# [Stored records]
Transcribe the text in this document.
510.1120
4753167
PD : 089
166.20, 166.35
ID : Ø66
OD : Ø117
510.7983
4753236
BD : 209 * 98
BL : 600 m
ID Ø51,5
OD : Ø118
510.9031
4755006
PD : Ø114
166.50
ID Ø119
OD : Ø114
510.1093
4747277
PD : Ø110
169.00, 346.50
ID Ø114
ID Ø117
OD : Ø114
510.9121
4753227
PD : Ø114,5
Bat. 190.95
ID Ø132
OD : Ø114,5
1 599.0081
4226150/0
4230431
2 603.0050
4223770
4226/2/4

# [GIVEN REQUEST]
Print the material once more, exactly.

# [FULL SOLUTION]
Transcribe the text in this document.
510.1120
4753167
PD : 089
166.20, 166.35
ID : Ø66
OD : Ø117
510.7983
4753236
BD : 209 * 98
BL : 600 m
ID Ø51,5
OD : Ø118
510.9031
4755006
PD : Ø114
166.50
ID Ø119
OD : Ø114
510.1093
4747277
PD : Ø110
169.00, 346.50
ID Ø114
ID Ø117
OD : Ø114
510.9121
4753227
PD : Ø114,5
Bat. 190.95
ID Ø132
OD : Ø114,5
1 599.0081
4226150/0
4230431
2 603.0050
4223770
4226/2/4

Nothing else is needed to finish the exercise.